◆ **GIVEN INFORMATION**
------------------------------------------------

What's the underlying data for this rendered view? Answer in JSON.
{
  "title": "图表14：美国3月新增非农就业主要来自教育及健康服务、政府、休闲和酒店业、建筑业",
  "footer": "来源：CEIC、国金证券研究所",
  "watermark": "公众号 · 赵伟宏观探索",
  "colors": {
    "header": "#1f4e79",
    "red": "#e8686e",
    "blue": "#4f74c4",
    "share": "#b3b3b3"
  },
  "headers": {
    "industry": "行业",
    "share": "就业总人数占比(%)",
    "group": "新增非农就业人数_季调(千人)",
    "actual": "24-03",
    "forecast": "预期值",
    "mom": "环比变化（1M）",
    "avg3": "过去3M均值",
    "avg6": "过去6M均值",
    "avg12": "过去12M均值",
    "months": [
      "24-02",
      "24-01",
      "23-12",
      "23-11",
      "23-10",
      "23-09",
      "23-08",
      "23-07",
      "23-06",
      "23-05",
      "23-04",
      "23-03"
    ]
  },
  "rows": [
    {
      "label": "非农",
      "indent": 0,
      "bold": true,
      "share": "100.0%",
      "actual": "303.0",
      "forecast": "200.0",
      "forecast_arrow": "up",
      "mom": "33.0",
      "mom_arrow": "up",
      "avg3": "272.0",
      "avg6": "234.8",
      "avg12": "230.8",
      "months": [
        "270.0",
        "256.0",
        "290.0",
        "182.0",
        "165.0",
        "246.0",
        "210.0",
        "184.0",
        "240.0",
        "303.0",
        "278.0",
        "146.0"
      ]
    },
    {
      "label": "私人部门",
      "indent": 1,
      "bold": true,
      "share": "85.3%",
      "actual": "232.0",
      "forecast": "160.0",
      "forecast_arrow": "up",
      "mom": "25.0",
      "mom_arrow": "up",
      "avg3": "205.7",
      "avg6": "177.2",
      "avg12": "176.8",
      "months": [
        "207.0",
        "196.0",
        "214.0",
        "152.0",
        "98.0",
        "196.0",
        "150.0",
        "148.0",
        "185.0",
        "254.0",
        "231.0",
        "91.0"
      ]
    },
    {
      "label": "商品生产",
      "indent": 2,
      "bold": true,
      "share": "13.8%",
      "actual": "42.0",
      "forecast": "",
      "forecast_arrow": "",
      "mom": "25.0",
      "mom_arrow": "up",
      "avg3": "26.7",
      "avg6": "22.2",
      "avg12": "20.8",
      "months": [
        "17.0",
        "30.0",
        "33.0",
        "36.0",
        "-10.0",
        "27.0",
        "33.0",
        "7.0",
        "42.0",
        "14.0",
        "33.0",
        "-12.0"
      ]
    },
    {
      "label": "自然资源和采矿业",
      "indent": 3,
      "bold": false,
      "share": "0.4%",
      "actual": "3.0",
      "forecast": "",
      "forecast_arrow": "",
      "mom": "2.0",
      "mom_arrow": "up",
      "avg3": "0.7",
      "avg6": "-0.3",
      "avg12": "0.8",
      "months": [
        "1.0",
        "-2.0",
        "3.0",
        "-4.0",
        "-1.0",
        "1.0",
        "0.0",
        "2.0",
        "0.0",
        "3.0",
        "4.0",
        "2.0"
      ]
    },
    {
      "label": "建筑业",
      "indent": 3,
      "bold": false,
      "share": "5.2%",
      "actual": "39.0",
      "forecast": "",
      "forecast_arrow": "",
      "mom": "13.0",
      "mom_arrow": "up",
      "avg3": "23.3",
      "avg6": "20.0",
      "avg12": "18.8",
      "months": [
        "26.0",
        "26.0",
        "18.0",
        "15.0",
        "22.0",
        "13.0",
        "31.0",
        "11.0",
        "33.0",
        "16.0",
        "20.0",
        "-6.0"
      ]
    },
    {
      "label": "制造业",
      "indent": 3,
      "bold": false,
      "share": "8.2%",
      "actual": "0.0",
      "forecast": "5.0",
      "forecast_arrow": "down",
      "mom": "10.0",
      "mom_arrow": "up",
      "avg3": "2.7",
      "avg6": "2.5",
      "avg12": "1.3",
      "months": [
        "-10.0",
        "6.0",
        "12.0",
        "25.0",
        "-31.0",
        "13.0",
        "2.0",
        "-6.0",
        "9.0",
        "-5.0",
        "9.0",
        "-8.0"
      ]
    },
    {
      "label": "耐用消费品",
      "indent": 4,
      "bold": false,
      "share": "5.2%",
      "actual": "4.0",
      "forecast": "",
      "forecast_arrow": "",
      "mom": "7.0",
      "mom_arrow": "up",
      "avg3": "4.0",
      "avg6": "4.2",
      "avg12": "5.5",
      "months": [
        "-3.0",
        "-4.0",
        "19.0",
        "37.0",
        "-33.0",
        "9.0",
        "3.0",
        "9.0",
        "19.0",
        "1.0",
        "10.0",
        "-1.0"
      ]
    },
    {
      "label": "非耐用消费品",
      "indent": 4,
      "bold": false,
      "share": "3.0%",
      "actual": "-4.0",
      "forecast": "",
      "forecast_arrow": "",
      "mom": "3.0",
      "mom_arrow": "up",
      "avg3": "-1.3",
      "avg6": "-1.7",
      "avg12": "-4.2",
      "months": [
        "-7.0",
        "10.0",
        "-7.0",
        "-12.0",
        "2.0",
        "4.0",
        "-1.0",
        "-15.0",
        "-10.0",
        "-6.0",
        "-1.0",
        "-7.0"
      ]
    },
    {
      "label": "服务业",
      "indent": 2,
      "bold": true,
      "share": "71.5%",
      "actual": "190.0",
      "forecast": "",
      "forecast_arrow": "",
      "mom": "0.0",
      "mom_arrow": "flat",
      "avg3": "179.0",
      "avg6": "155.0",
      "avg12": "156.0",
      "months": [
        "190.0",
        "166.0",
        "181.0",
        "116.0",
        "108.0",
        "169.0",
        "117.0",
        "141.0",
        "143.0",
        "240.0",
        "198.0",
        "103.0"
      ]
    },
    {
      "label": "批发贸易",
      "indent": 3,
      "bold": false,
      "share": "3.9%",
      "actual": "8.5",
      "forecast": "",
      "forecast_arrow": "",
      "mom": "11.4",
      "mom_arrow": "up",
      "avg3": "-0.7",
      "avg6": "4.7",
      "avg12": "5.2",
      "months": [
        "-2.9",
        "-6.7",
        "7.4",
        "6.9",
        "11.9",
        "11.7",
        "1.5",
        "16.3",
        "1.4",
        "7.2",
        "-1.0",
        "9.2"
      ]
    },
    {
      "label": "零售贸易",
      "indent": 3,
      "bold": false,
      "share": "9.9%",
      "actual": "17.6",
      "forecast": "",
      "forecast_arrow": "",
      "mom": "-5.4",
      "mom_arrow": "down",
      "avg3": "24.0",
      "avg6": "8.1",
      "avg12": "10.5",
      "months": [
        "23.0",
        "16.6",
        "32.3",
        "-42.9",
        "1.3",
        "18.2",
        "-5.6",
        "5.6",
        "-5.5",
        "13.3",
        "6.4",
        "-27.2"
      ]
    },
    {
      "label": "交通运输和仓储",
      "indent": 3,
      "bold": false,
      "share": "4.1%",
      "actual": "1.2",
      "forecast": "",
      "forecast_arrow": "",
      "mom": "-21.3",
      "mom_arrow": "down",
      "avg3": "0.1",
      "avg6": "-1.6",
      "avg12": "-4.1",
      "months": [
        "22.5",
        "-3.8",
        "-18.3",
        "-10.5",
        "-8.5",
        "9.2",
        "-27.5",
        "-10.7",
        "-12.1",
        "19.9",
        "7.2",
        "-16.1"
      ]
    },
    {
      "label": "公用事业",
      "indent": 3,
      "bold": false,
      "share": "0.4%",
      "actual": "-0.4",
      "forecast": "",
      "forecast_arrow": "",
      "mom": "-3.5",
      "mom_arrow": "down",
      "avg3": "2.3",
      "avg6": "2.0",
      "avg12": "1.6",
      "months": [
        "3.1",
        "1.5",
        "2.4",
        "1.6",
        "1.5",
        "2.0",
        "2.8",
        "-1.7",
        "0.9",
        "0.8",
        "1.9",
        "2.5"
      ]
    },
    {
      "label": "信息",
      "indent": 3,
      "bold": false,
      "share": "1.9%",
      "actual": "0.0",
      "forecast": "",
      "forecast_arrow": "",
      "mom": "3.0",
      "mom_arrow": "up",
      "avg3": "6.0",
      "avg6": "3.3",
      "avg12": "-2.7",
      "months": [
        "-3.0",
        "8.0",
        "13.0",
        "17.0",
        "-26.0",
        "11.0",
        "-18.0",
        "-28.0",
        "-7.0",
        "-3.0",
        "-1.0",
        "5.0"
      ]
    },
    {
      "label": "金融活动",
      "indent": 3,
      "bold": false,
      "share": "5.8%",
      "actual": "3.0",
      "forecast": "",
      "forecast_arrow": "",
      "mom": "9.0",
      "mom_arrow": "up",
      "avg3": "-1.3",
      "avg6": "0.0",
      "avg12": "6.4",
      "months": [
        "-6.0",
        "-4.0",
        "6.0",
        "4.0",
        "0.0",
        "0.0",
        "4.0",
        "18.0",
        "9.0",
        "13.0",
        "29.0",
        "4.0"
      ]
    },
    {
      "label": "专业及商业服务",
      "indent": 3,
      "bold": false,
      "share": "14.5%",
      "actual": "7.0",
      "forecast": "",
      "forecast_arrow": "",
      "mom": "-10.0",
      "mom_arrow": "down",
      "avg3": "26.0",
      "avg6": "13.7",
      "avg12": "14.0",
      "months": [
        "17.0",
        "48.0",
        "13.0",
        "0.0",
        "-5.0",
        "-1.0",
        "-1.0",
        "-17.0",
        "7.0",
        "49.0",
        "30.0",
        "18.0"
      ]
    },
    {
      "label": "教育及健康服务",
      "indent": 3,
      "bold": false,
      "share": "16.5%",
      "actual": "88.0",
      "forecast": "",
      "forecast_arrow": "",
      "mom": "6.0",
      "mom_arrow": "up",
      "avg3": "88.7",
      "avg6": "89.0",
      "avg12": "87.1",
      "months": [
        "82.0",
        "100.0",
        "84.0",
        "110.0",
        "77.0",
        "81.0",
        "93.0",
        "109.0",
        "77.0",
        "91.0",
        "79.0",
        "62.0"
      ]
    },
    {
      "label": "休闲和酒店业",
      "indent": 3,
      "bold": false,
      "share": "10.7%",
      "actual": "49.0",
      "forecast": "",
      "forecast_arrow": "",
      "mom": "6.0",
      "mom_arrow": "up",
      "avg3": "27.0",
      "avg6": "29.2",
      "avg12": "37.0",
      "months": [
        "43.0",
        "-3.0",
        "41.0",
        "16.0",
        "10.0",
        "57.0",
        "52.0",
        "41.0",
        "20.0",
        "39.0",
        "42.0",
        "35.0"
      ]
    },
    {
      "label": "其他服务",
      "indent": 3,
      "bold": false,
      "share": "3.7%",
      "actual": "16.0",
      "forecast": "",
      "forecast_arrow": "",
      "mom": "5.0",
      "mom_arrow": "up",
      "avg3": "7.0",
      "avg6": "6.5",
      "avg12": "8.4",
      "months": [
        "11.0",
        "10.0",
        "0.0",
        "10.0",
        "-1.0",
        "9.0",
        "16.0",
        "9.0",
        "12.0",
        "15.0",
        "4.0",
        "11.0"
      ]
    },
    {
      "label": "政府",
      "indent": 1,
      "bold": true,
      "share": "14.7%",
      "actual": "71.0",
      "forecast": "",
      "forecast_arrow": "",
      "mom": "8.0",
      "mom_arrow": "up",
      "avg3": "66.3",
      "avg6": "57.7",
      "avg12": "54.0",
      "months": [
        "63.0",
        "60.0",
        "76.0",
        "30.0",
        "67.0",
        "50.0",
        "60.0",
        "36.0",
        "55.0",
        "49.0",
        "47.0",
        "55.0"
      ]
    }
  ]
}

------------------------------------------------

◆ **WHAT IS REQUIRED**
Search the listing above for the string "休闲和酒店业". Copy every line that contains it.

◆ **SOLUTION**
  "title": "图表14：美国3月新增非农就业主要来自教育及健康服务、政府、休闲和酒店业、建筑业",
      "label": "休闲和酒店业",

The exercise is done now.